| WRITTEN TASK 1 |
Update the records from the line with "sidebar-item-label: Google [319,1701,389,1723]" up to and including the line with "pref-title: Часовой пояс [784,1721,923,1743]", changing each "pref-summary" to "pref-subtitle" and keeping everything else the same. Return only those lines.

| SELECTION |
Metro station in New Taipei, Taiwan

The Taipei Metro Sanchong Elementary School station is a station on the Zhonghe–Xinlu line located in Sanchong District, New Taipei, Taiwan. The station opened for service on 3 November 2010.

==Station overview==
This two-level, underground station has an island platform. It is located beneath the intersection of Sanhe Rd., Sec. 3 and Renai Rd., Anle St., and Anxing St. It was opened for service on 3 November 2010 when the Luzhou Line opened.

===Construction===
Excavation depth for this station is 20.8 m. It is 153.4 m in length and 18–49 mwide. It has one entrance, one emergency exit, one accessibility elevator, and two vent shafts.

===Station design===
The theme for the station is "Wings Over a Garden", as part of a common theme of egrets for the Luzhou Line.

| WRITTEN TASK 2 |
Using the text about Sanchong Elementary School station, answer these:
(a) On what date did the station open for service?
(b) What is the excavation depth for the station?
(c) What is the theme of the station's design?

Element box annotations:

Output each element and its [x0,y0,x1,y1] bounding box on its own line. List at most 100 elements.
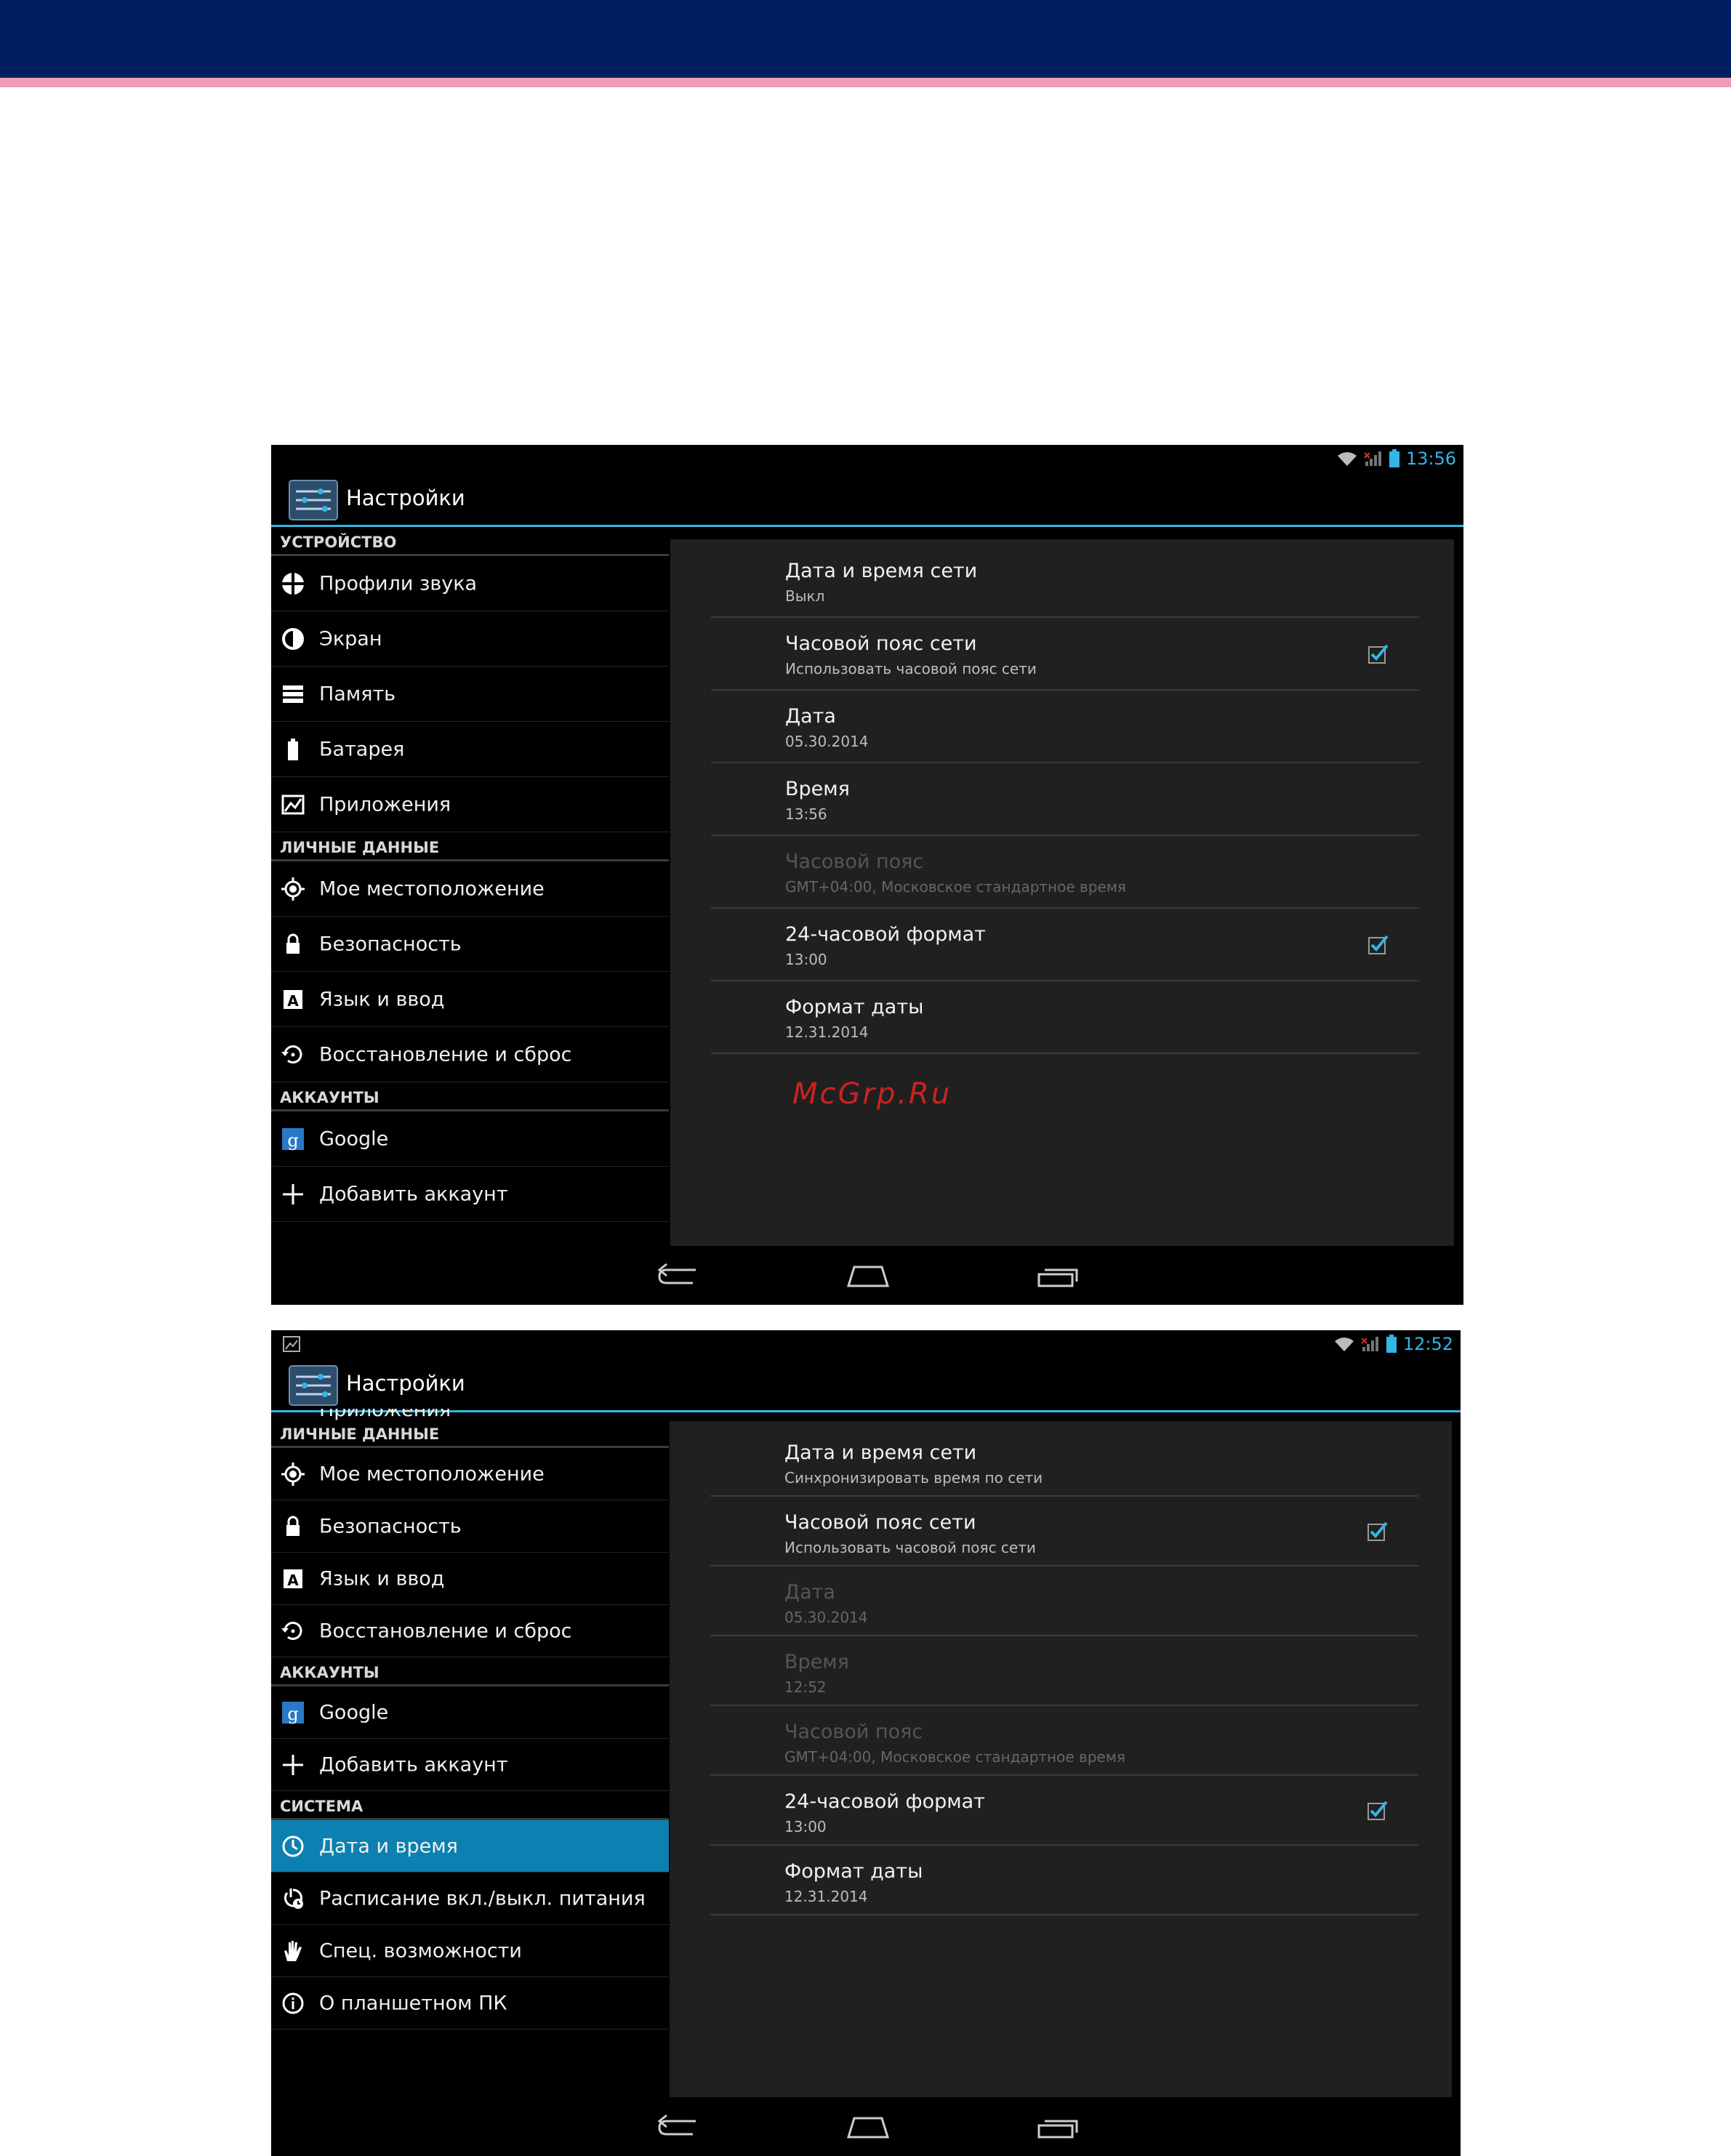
sidebar-item-label: Google [319,1701,389,1723]
signal-icon [1361,1337,1378,1351]
location-icon [281,1462,305,1486]
pref-summary: Выкл [785,587,825,605]
sidebar-item-apps[interactable]: Приложения [271,777,669,832]
sidebar-item-display[interactable]: Экран [271,611,669,667]
settings-app-icon[interactable] [289,480,338,520]
pref-24-hour-format[interactable]: 24-часовой формат 13:00 [711,909,1419,981]
home-icon[interactable] [846,2112,891,2141]
pref-summary: 12.31.2014 [784,1888,868,1905]
sidebar-item-power-schedule[interactable]: Расписание вкл./выкл. питания [271,1873,669,1925]
accessibility-icon [284,1940,302,1961]
section-header-device: УСТРОЙСТВО [271,527,669,556]
sidebar-item-language[interactable]: A Язык и ввод [271,1553,669,1605]
power-schedule-icon [284,1888,303,1909]
language-icon: A [284,1569,302,1589]
system-nav-bar [271,1247,1463,1305]
sidebar-item-security[interactable]: Безопасность [271,1500,669,1553]
app-title: Настройки [346,486,465,510]
back-icon[interactable] [656,2112,702,2141]
pref-title: Формат даты [784,1860,923,1883]
pref-timezone: Часовой пояс GMT+04:00, Московское станд… [711,836,1419,909]
sidebar-item-about-tablet[interactable]: О планшетном ПК [271,1977,669,2030]
page-header-stripe [0,78,1731,87]
pref-title: Часовой пояс [784,1721,923,1743]
pref-network-timezone[interactable]: Часовой пояс сети Использовать часовой п… [710,1497,1418,1566]
pref-network-timezone[interactable]: Часовой пояс сети Использовать часовой п… [711,618,1419,691]
sidebar-item-label: Восстановление и сброс [319,1620,572,1642]
pref-date[interactable]: Дата 05.30.2014 [711,691,1419,763]
signal-icon [1364,451,1381,466]
pref-date-format[interactable]: Формат даты 12.31.2014 [710,1846,1418,1915]
sidebar-item-security[interactable]: Безопасность [271,917,669,972]
pref-summary: 05.30.2014 [785,733,869,750]
sidebar-item-restore[interactable]: Восстановление и сброс [271,1605,669,1657]
pref-summary: 13:00 [785,951,827,968]
sidebar-item-location[interactable]: Мое местоположение [271,1448,669,1500]
sidebar-item-apps-partial[interactable]: Приложения [271,1409,669,1421]
battery-icon [288,738,298,760]
checkbox-checked-icon[interactable] [1367,933,1389,955]
sidebar-item-accessibility[interactable]: Спец. возможности [271,1925,669,1977]
section-header-personal: ЛИЧНЫЕ ДАННЫЕ [271,832,669,861]
info-icon [282,1992,304,2014]
watermark: McGrp.Ru [792,1077,952,1111]
sidebar-item-sound-profiles[interactable]: Профили звука [271,556,669,611]
display-icon [282,627,304,650]
section-header-system: СИСТЕМА [271,1791,669,1820]
sidebar-item-battery[interactable]: Батарея [271,722,669,777]
checkbox-checked-icon[interactable] [1367,643,1389,664]
sidebar-item-storage[interactable]: Память [271,667,669,722]
sidebar-item-location[interactable]: Мое местоположение [271,861,669,917]
sidebar-item-add-account[interactable]: Добавить аккаунт [271,1167,669,1222]
sidebar-item-label: Добавить аккаунт [319,1183,508,1205]
sidebar-item-label: Мое местоположение [319,877,545,900]
sidebar-item-label: Дата и время [319,1835,458,1857]
sidebar-item-label: Восстановление и сброс [319,1043,572,1066]
clock-icon [282,1835,304,1857]
back-icon[interactable] [656,1261,702,1290]
google-icon: g [282,1701,304,1724]
pref-timezone: Часовой пояс GMT+04:00, Московское станд… [710,1706,1418,1776]
pref-summary: Использовать часовой пояс сети [785,660,1037,677]
pref-network-date-time[interactable]: Дата и время сети Выкл [711,545,1419,618]
status-clock: 13:56 [1405,449,1456,469]
sidebar-item-date-time[interactable]: Дата и время [271,1820,669,1873]
home-icon[interactable] [846,1261,891,1290]
pref-title: Часовой пояс сети [784,1511,976,1534]
pref-title: Формат даты [785,996,924,1018]
google-icon: g [282,1127,304,1151]
sidebar-item-google[interactable]: g Google [271,1686,669,1739]
recent-apps-icon[interactable] [1036,2112,1081,2141]
section-header-accounts: АККАУНТЫ [271,1657,669,1686]
settings-screenshot-2: 12:52 Настройки Приложения ЛИЧНЫЕ ДАННЫЕ… [271,1330,1461,2156]
lock-icon [286,1516,300,1536]
section-header-accounts: АККАУНТЫ [271,1082,669,1111]
svg-text:A: A [287,992,299,1010]
pref-24-hour-format[interactable]: 24-часовой формат 13:00 [710,1776,1418,1846]
settings-app-icon[interactable] [289,1365,338,1406]
status-bar: 13:56 [271,445,1463,472]
sidebar-item-label: Расписание вкл./выкл. питания [319,1887,646,1910]
checkbox-checked-icon[interactable] [1366,1520,1388,1542]
apps-icon [281,795,305,814]
sidebar-item-add-account[interactable]: Добавить аккаунт [271,1739,669,1791]
recent-apps-icon[interactable] [1036,1261,1081,1290]
section-header-personal: ЛИЧНЫЕ ДАННЫЕ [271,1419,669,1448]
battery-status-icon [1386,1335,1397,1353]
plus-icon [283,1754,303,1775]
pref-date-format[interactable]: Формат даты 12.31.2014 [711,981,1419,1054]
sidebar-item-restore[interactable]: Восстановление и сброс [271,1027,669,1082]
sidebar-item-label: Приложения [319,793,451,816]
pref-summary: GMT+04:00, Московское стандартное время [784,1748,1125,1766]
wifi-icon [1337,452,1357,466]
restore-icon [281,1045,302,1063]
date-time-settings-panel: Дата и время сети Синхронизировать время… [670,1421,1452,2097]
pref-time[interactable]: Время 13:56 [711,763,1419,836]
svg-text:A: A [287,1572,299,1589]
pref-network-date-time[interactable]: Дата и время сети Синхронизировать время… [710,1427,1418,1497]
sidebar-item-language[interactable]: A Язык и ввод [271,972,669,1027]
sidebar-item-label: Мое местоположение [319,1463,545,1485]
pref-summary: GMT+04:00, Московское стандартное время [785,878,1126,896]
checkbox-checked-icon[interactable] [1366,1799,1388,1821]
sidebar-item-google[interactable]: g Google [271,1111,669,1167]
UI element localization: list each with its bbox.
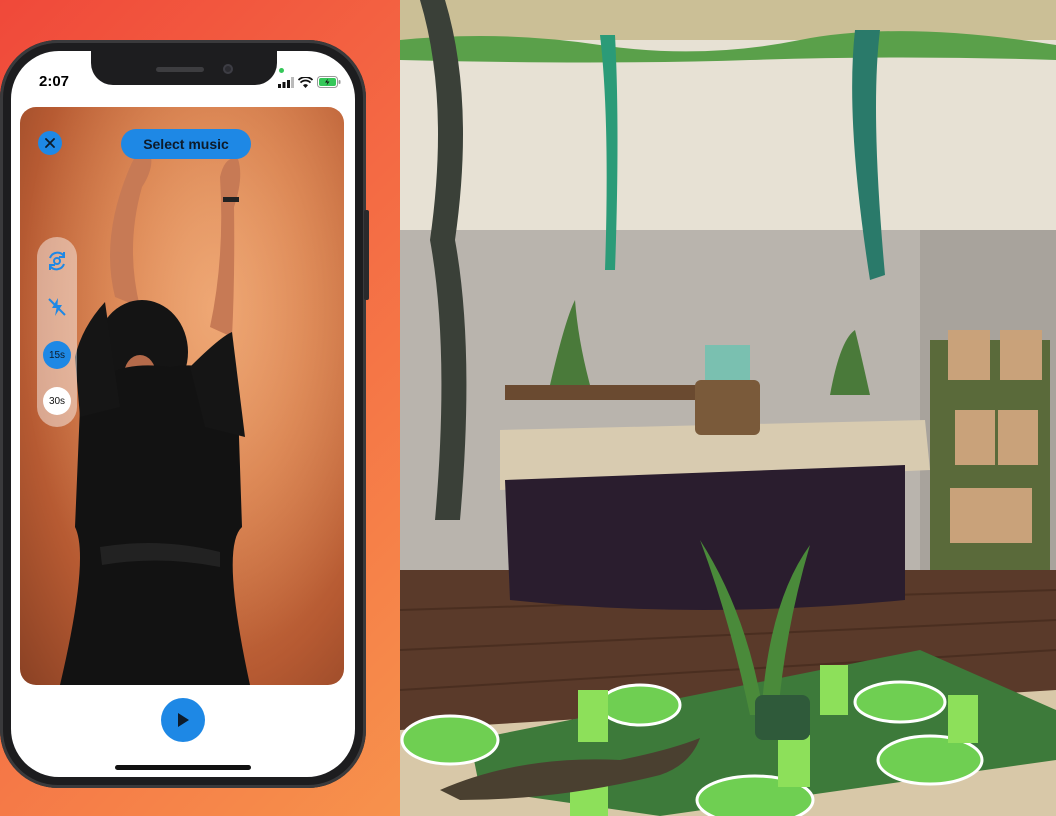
side-button xyxy=(364,210,369,300)
status-icons xyxy=(278,76,341,88)
home-indicator xyxy=(115,765,251,770)
flash-off-icon xyxy=(48,298,66,316)
wifi-icon xyxy=(298,76,313,88)
status-time: 2:07 xyxy=(39,73,70,90)
camera-in-use-indicator xyxy=(279,68,284,73)
phone-screen: 2:07 Select music 15s 30s xyxy=(11,51,355,777)
party-photo xyxy=(400,0,1056,816)
close-button[interactable] xyxy=(38,131,62,155)
duration-15s-button[interactable]: 15s xyxy=(43,341,71,369)
speaker xyxy=(156,67,204,72)
duration-30s-button[interactable]: 30s xyxy=(43,387,71,415)
play-button[interactable] xyxy=(161,698,205,742)
jungle-party-scene xyxy=(400,0,1056,816)
close-icon xyxy=(45,138,55,148)
flip-camera-icon xyxy=(49,251,65,271)
flash-toggle-button[interactable] xyxy=(45,295,69,319)
notch xyxy=(91,51,277,85)
video-preview: Select music 15s 30s xyxy=(20,107,344,685)
camera-tools-strip: 15s 30s xyxy=(37,237,77,427)
battery-icon xyxy=(317,76,341,88)
front-camera xyxy=(223,64,233,74)
play-icon xyxy=(178,713,189,727)
select-music-button[interactable]: Select music xyxy=(121,129,251,159)
signal-icon xyxy=(278,76,294,88)
flip-camera-button[interactable] xyxy=(45,249,69,273)
phone-mockup: 2:07 Select music 15s 30s xyxy=(0,40,369,788)
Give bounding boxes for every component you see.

| FULL RESPONSE 1 |
sidebar-item-label: Google [319,1701,389,1723]
signal-icon [1361,1337,1378,1351]
location-icon [281,1462,305,1486]
pref-subtitle: Выкл [785,587,825,605]
sidebar-item-apps[interactable]: Приложения [271,777,669,832]
sidebar-item-display[interactable]: Экран [271,611,669,667]
settings-app-icon[interactable] [289,480,338,520]
pref-24-hour-format[interactable]: 24-часовой формат 13:00 [711,909,1419,981]
home-icon[interactable] [846,2112,891,2141]
pref-subtitle: 12.31.2014 [784,1888,868,1905]
sidebar-item-power-schedule[interactable]: Расписание вкл./выкл. питания [271,1873,669,1925]
accessibility-icon [284,1940,302,1961]
section-header-device: УСТРОЙСТВО [271,527,669,556]
sidebar-item-language[interactable]: A Язык и ввод [271,1553,669,1605]
power-schedule-icon [284,1888,303,1909]
language-icon: A [284,1569,302,1589]
system-nav-bar [271,1247,1463,1305]
sidebar-item-security[interactable]: Безопасность [271,1500,669,1553]
app-title: Настройки [346,486,465,510]
back-icon[interactable] [656,2112,702,2141]
pref-title: Формат даты [784,1860,923,1883]
pref-timezone: Часовой пояс GMT+04:00, Московское станд… [711,836,1419,909]
sidebar-item-about-tablet[interactable]: О планшетном ПК [271,1977,669,2030]
page-header-stripe [0,78,1731,87]
pref-title: Часовой пояс [784,1721,923,1743]

| FULL RESPONSE 2 |
(a) 3 November 2010
(b) 20.8 m
(c) "Wings Over a Garden"